• _Task requirements_:
Extract the entries in their exact form.

(Records from a collection)
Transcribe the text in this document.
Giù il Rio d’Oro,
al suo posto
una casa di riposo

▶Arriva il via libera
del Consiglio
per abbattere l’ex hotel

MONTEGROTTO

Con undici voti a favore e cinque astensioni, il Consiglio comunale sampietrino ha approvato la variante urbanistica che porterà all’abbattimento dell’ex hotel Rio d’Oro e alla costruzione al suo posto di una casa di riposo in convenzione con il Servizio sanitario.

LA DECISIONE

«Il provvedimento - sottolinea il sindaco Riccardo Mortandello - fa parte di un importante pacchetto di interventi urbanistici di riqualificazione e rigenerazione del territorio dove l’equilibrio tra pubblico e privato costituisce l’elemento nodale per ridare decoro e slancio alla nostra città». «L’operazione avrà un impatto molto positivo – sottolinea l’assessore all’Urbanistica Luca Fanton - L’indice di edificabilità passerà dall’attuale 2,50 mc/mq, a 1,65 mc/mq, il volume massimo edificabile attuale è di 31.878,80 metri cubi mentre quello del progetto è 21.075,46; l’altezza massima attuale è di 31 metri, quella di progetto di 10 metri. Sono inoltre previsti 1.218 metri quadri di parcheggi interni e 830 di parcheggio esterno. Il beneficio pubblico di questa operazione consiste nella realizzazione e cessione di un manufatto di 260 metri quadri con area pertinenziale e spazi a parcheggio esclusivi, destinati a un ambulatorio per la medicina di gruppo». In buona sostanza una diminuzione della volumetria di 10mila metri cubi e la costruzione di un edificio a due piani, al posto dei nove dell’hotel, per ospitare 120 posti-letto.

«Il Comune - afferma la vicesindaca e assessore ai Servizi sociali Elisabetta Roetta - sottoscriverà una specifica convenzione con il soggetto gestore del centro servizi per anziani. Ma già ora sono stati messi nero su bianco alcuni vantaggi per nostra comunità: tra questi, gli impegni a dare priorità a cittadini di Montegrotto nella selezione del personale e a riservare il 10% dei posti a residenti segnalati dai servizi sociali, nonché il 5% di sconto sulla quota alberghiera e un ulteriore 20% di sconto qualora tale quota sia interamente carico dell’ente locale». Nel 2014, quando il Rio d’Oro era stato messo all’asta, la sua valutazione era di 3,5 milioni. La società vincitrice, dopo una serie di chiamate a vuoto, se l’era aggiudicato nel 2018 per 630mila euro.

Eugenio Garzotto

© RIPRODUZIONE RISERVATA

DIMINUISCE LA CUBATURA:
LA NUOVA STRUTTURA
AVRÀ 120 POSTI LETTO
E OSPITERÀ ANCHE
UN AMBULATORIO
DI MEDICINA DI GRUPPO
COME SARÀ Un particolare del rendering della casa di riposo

• _Finished task_:
Transcribe the text in this document.
Giù il Rio d’Oro,
al suo posto
una casa di riposo

▶Arriva il via libera
del Consiglio
per abbattere l’ex hotel

MONTEGROTTO

Con undici voti a favore e cinque astensioni, il Consiglio comunale sampietrino ha approvato la variante urbanistica che porterà all’abbattimento dell’ex hotel Rio d’Oro e alla costruzione al suo posto di una casa di riposo in convenzione con il Servizio sanitario.

LA DECISIONE

«Il provvedimento - sottolinea il sindaco Riccardo Mortandello - fa parte di un importante pacchetto di interventi urbanistici di riqualificazione e rigenerazione del territorio dove l’equilibrio tra pubblico e privato costituisce l’elemento nodale per ridare decoro e slancio alla nostra città». «L’operazione avrà un impatto molto positivo – sottolinea l’assessore all’Urbanistica Luca Fanton - L’indice di edificabilità passerà dall’attuale 2,50 mc/mq, a 1,65 mc/mq, il volume massimo edificabile attuale è di 31.878,80 metri cubi mentre quello del progetto è 21.075,46; l’altezza massima attuale è di 31 metri, quella di progetto di 10 metri. Sono inoltre previsti 1.218 metri quadri di parcheggi interni e 830 di parcheggio esterno. Il beneficio pubblico di questa operazione consiste nella realizzazione e cessione di un manufatto di 260 metri quadri con area pertinenziale e spazi a parcheggio esclusivi, destinati a un ambulatorio per la medicina di gruppo». In buona sostanza una diminuzione della volumetria di 10mila metri cubi e la costruzione di un edificio a due piani, al posto dei nove dell’hotel, per ospitare 120 posti-letto.

«Il Comune - afferma la vicesindaca e assessore ai Servizi sociali Elisabetta Roetta - sottoscriverà una specifica convenzione con il soggetto gestore del centro servizi per anziani. Ma già ora sono stati messi nero su bianco alcuni vantaggi per nostra comunità: tra questi, gli impegni a dare priorità a cittadini di Montegrotto nella selezione del personale e a riservare il 10% dei posti a residenti segnalati dai servizi sociali, nonché il 5% di sconto sulla quota alberghiera e un ulteriore 20% di sconto qualora tale quota sia interamente carico dell’ente locale». Nel 2014, quando il Rio d’Oro era stato messo all’asta, la sua valutazione era di 3,5 milioni. La società vincitrice, dopo una serie di chiamate a vuoto, se l’era aggiudicato nel 2018 per 630mila euro.

Eugenio Garzotto

© RIPRODUZIONE RISERVATA

DIMINUISCE LA CUBATURA:
LA NUOVA STRUTTURA
AVRÀ 120 POSTI LETTO
E OSPITERÀ ANCHE
UN AMBULATORIO
DI MEDICINA DI GRUPPO
COME SARÀ Un particolare del rendering della casa di riposo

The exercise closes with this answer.